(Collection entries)
>>>>

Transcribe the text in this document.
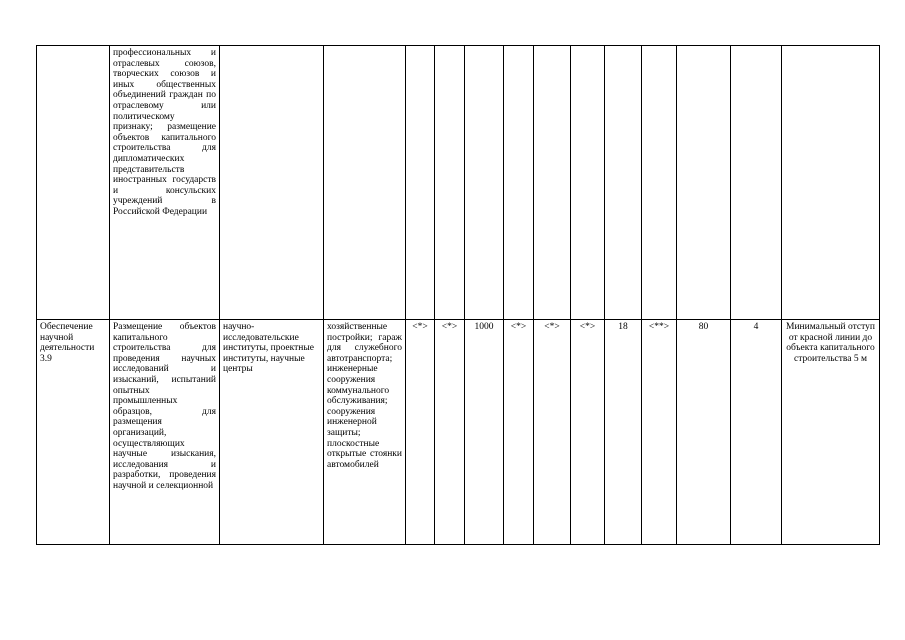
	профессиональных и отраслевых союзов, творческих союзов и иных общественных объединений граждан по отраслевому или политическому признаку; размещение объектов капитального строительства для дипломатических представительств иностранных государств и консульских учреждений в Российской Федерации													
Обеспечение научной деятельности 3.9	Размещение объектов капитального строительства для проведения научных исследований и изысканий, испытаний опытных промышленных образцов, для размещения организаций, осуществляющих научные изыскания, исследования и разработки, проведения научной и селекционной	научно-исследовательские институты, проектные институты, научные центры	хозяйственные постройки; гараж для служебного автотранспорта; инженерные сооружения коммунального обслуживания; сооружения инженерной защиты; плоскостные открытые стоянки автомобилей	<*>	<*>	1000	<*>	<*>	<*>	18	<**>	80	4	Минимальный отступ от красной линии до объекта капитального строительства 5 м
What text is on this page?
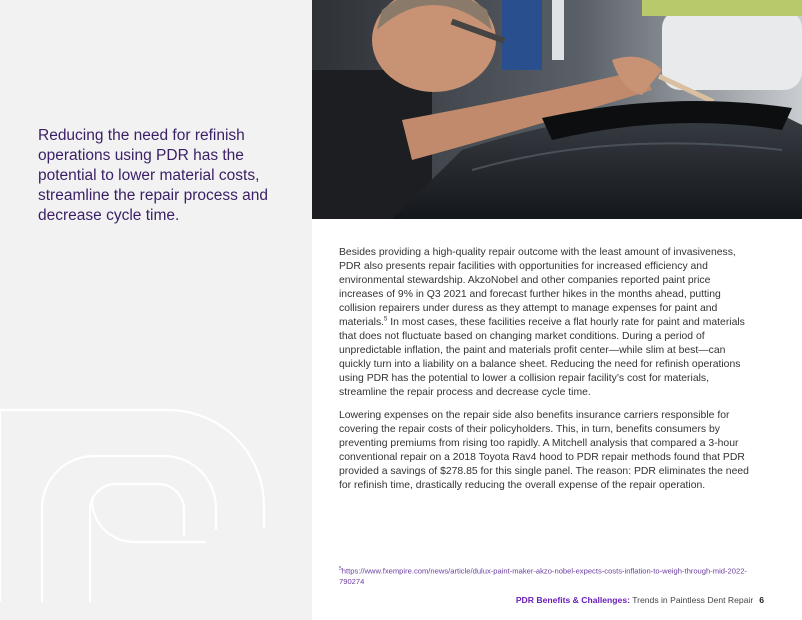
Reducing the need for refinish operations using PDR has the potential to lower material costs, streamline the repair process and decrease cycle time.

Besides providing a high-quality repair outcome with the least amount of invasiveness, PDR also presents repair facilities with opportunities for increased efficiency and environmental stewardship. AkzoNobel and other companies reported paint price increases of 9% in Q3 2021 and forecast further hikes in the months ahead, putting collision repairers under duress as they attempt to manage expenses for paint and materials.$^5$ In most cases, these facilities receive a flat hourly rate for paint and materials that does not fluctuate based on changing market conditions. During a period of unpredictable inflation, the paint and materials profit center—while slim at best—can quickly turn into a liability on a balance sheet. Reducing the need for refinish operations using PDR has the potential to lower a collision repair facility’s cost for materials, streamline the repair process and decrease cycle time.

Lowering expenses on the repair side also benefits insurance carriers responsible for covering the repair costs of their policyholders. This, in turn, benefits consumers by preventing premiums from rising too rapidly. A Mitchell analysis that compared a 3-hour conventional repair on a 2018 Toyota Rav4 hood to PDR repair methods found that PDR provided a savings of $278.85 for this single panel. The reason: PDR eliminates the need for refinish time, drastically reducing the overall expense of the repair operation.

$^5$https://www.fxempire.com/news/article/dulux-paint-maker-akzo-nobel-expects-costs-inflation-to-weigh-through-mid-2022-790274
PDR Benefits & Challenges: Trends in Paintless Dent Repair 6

<<<<
>>>>

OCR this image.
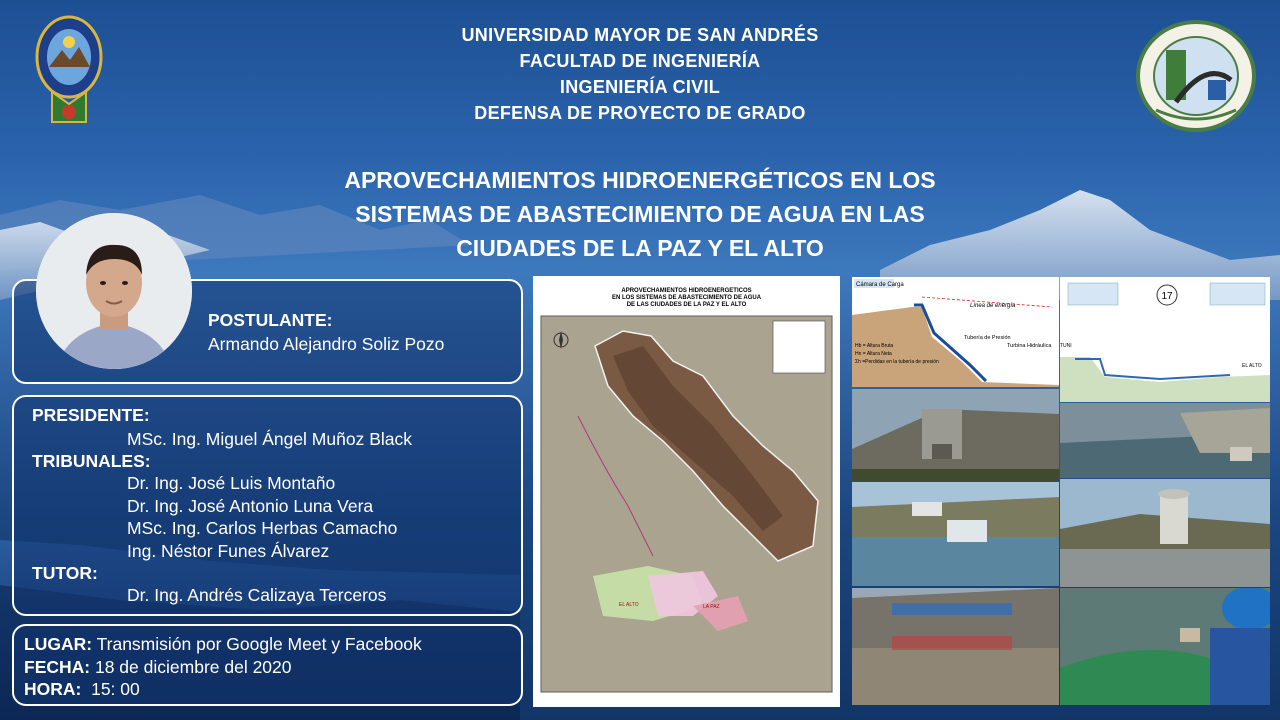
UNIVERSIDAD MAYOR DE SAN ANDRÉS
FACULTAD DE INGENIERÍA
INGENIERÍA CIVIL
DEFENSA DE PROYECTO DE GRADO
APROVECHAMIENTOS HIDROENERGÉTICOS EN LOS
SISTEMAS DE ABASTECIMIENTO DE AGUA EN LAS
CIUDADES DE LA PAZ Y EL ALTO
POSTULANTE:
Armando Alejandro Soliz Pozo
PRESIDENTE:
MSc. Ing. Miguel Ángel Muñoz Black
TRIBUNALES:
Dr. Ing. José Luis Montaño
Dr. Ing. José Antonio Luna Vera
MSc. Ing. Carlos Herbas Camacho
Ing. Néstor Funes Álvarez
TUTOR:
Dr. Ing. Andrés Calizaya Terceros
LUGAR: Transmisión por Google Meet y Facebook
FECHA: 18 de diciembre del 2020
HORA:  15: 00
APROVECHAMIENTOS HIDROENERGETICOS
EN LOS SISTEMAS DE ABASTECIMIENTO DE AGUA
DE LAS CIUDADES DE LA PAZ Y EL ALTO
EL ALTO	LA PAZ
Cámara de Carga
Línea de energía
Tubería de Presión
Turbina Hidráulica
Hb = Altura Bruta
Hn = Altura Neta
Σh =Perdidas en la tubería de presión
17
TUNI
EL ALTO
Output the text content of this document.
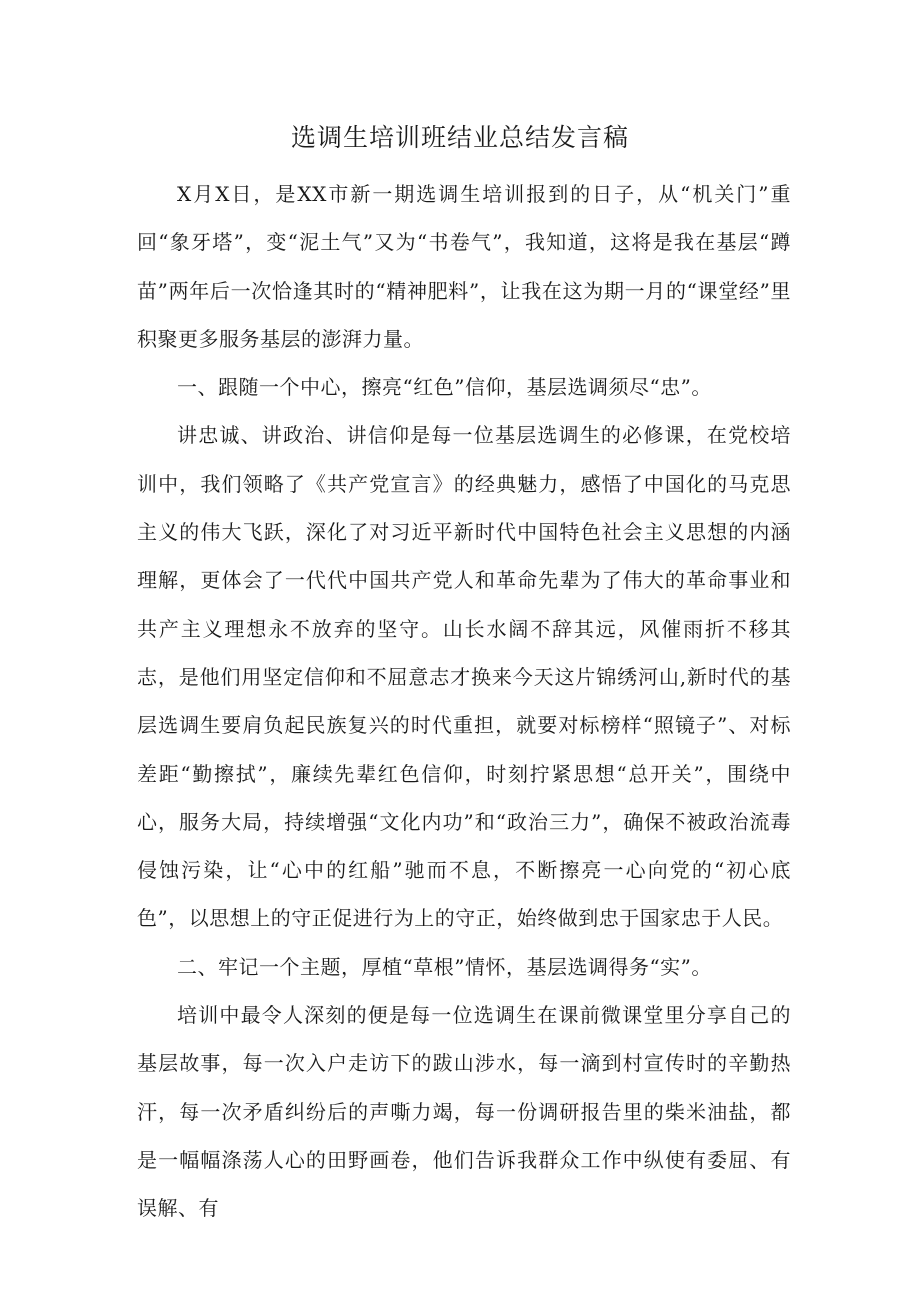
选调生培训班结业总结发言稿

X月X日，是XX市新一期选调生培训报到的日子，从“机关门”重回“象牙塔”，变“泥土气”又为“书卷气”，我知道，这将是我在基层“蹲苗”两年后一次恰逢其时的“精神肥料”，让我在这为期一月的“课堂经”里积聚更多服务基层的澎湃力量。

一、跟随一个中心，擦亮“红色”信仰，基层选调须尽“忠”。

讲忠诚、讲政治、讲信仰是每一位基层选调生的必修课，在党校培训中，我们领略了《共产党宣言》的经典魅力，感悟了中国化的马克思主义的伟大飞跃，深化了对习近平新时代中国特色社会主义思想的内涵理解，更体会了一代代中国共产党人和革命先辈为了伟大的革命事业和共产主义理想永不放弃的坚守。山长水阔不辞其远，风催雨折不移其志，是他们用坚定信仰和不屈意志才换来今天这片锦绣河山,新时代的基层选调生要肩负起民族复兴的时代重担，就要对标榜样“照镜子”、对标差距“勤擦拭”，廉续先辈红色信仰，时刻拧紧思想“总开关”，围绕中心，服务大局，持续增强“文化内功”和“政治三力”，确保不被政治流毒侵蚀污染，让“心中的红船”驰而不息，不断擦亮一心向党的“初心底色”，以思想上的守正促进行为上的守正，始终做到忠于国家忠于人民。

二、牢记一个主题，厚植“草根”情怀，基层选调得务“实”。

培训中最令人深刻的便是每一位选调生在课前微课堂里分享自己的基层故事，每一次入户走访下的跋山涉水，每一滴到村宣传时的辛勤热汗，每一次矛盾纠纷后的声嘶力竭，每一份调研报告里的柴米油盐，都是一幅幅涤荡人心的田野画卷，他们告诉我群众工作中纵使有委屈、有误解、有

<<<<

→ Task directions
Copy out every line from the data above that has "APROVECHAMIENTOS" in it.

→ Final answer
APROVECHAMIENTOS HIDROENERGÉTICOS EN LOS
APROVECHAMIENTOS HIDROENERGETICOS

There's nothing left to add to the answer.